> [RAW RECORDS]
-- start --

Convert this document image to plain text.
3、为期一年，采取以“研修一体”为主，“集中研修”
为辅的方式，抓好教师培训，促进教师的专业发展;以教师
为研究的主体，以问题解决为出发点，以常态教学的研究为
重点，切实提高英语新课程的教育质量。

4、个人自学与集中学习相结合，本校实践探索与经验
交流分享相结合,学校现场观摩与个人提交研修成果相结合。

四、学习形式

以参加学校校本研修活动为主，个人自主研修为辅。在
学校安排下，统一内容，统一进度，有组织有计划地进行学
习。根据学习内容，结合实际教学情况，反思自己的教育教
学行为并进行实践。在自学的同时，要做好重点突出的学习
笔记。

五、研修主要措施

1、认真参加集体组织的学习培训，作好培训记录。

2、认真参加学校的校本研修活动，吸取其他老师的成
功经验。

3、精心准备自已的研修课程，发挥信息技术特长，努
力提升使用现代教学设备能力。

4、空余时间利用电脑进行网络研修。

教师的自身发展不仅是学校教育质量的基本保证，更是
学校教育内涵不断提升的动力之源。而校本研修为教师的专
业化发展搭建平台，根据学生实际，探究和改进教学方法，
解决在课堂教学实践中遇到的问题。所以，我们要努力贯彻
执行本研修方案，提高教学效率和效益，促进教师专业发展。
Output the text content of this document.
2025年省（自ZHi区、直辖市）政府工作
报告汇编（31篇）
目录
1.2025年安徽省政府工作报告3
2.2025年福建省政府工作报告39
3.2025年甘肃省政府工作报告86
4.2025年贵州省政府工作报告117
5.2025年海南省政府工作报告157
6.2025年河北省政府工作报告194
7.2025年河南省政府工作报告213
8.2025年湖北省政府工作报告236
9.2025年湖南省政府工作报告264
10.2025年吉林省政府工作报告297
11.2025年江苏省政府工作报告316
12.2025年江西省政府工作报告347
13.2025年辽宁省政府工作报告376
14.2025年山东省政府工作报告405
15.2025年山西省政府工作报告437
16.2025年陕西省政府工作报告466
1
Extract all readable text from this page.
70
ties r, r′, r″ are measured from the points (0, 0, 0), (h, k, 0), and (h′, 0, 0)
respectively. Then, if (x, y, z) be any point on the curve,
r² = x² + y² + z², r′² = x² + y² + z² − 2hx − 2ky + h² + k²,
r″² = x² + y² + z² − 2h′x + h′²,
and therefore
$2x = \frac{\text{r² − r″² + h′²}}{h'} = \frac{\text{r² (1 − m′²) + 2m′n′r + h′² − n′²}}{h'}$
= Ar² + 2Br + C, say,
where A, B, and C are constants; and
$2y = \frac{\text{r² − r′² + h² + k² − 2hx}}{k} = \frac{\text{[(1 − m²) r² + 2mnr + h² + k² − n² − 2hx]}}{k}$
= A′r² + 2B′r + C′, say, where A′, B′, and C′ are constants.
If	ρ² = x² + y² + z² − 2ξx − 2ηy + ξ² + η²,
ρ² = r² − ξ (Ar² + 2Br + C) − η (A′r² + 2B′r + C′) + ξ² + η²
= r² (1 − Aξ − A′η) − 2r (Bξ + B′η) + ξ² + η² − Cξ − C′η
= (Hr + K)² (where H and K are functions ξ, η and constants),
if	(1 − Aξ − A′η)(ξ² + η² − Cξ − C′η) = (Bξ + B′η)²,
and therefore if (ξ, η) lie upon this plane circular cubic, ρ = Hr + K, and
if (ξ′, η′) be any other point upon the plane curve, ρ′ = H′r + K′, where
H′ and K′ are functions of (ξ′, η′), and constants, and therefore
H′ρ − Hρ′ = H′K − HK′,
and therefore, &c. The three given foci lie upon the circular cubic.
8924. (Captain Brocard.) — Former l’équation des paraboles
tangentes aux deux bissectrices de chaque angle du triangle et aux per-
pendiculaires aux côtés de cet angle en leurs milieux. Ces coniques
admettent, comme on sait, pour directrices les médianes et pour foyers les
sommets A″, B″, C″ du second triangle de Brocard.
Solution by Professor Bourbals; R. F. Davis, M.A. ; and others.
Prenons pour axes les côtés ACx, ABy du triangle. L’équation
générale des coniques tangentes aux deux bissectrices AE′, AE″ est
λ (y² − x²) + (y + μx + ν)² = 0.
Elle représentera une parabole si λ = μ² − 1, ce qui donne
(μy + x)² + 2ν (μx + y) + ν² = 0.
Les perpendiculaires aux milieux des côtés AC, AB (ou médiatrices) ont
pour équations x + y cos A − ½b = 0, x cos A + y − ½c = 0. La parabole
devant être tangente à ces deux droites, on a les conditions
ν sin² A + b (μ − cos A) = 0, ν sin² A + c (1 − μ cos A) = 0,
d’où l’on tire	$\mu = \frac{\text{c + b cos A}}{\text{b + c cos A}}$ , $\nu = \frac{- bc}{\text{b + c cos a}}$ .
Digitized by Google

-- end --

Each record must be returned exactly as it is written.

Convert this document image to plain text.
3、为期一年，采取以“研修一体”为主，“集中研修”
为辅的方式，抓好教师培训，促进教师的专业发展;以教师
为研究的主体，以问题解决为出发点，以常态教学的研究为
重点，切实提高英语新课程的教育质量。

4、个人自学与集中学习相结合，本校实践探索与经验
交流分享相结合,学校现场观摩与个人提交研修成果相结合。

四、学习形式

以参加学校校本研修活动为主，个人自主研修为辅。在
学校安排下，统一内容，统一进度，有组织有计划地进行学
习。根据学习内容，结合实际教学情况，反思自己的教育教
学行为并进行实践。在自学的同时，要做好重点突出的学习
笔记。

五、研修主要措施

1、认真参加集体组织的学习培训，作好培训记录。

2、认真参加学校的校本研修活动，吸取其他老师的成
功经验。

3、精心准备自已的研修课程，发挥信息技术特长，努
力提升使用现代教学设备能力。

4、空余时间利用电脑进行网络研修。

教师的自身发展不仅是学校教育质量的基本保证，更是
学校教育内涵不断提升的动力之源。而校本研修为教师的专
业化发展搭建平台，根据学生实际，探究和改进教学方法，
解决在课堂教学实践中遇到的问题。所以，我们要努力贯彻
执行本研修方案，提高教学效率和效益，促进教师专业发展。
Output the text content of this document.
2025年省（自ZHi区、直辖市）政府工作
报告汇编（31篇）
目录
1.2025年安徽省政府工作报告3
2.2025年福建省政府工作报告39
3.2025年甘肃省政府工作报告86
4.2025年贵州省政府工作报告117
5.2025年海南省政府工作报告157
6.2025年河北省政府工作报告194
7.2025年河南省政府工作报告213
8.2025年湖北省政府工作报告236
9.2025年湖南省政府工作报告264
10.2025年吉林省政府工作报告297
11.2025年江苏省政府工作报告316
12.2025年江西省政府工作报告347
13.2025年辽宁省政府工作报告376
14.2025年山东省政府工作报告405
15.2025年山西省政府工作报告437
16.2025年陕西省政府工作报告466
1
Extract all readable text from this page.
70
ties r, r′, r″ are measured from the points (0, 0, 0), (h, k, 0), and (h′, 0, 0)
respectively. Then, if (x, y, z) be any point on the curve,
r² = x² + y² + z², r′² = x² + y² + z² − 2hx − 2ky + h² + k²,
r″² = x² + y² + z² − 2h′x + h′²,
and therefore
$2x = \frac{\text{r² − r″² + h′²}}{h'} = \frac{\text{r² (1 − m′²) + 2m′n′r + h′² − n′²}}{h'}$
= Ar² + 2Br + C, say,
where A, B, and C are constants; and
$2y = \frac{\text{r² − r′² + h² + k² − 2hx}}{k} = \frac{\text{[(1 − m²) r² + 2mnr + h² + k² − n² − 2hx]}}{k}$
= A′r² + 2B′r + C′, say, where A′, B′, and C′ are constants.
If	ρ² = x² + y² + z² − 2ξx − 2ηy + ξ² + η²,
ρ² = r² − ξ (Ar² + 2Br + C) − η (A′r² + 2B′r + C′) + ξ² + η²
= r² (1 − Aξ − A′η) − 2r (Bξ + B′η) + ξ² + η² − Cξ − C′η
= (Hr + K)² (where H and K are functions ξ, η and constants),
if	(1 − Aξ − A′η)(ξ² + η² − Cξ − C′η) = (Bξ + B′η)²,
and therefore if (ξ, η) lie upon this plane circular cubic, ρ = Hr + K, and
if (ξ′, η′) be any other point upon the plane curve, ρ′ = H′r + K′, where
H′ and K′ are functions of (ξ′, η′), and constants, and therefore
H′ρ − Hρ′ = H′K − HK′,
and therefore, &c. The three given foci lie upon the circular cubic.
8924. (Captain Brocard.) — Former l’équation des paraboles
tangentes aux deux bissectrices de chaque angle du triangle et aux per-
pendiculaires aux côtés de cet angle en leurs milieux. Ces coniques
admettent, comme on sait, pour directrices les médianes et pour foyers les
sommets A″, B″, C″ du second triangle de Brocard.
Solution by Professor Bourbals; R. F. Davis, M.A. ; and others.
Prenons pour axes les côtés ACx, ABy du triangle. L’équation
générale des coniques tangentes aux deux bissectrices AE′, AE″ est
λ (y² − x²) + (y + μx + ν)² = 0.
Elle représentera une parabole si λ = μ² − 1, ce qui donne
(μy + x)² + 2ν (μx + y) + ν² = 0.
Les perpendiculaires aux milieux des côtés AC, AB (ou médiatrices) ont
pour équations x + y cos A − ½b = 0, x cos A + y − ½c = 0. La parabole
devant être tangente à ces deux droites, on a les conditions
ν sin² A + b (μ − cos A) = 0, ν sin² A + c (1 − μ cos A) = 0,
d’où l’on tire	$\mu = \frac{\text{c + b cos A}}{\text{b + c cos A}}$ , $\nu = \frac{- bc}{\text{b + c cos a}}$ .
Digitized by Google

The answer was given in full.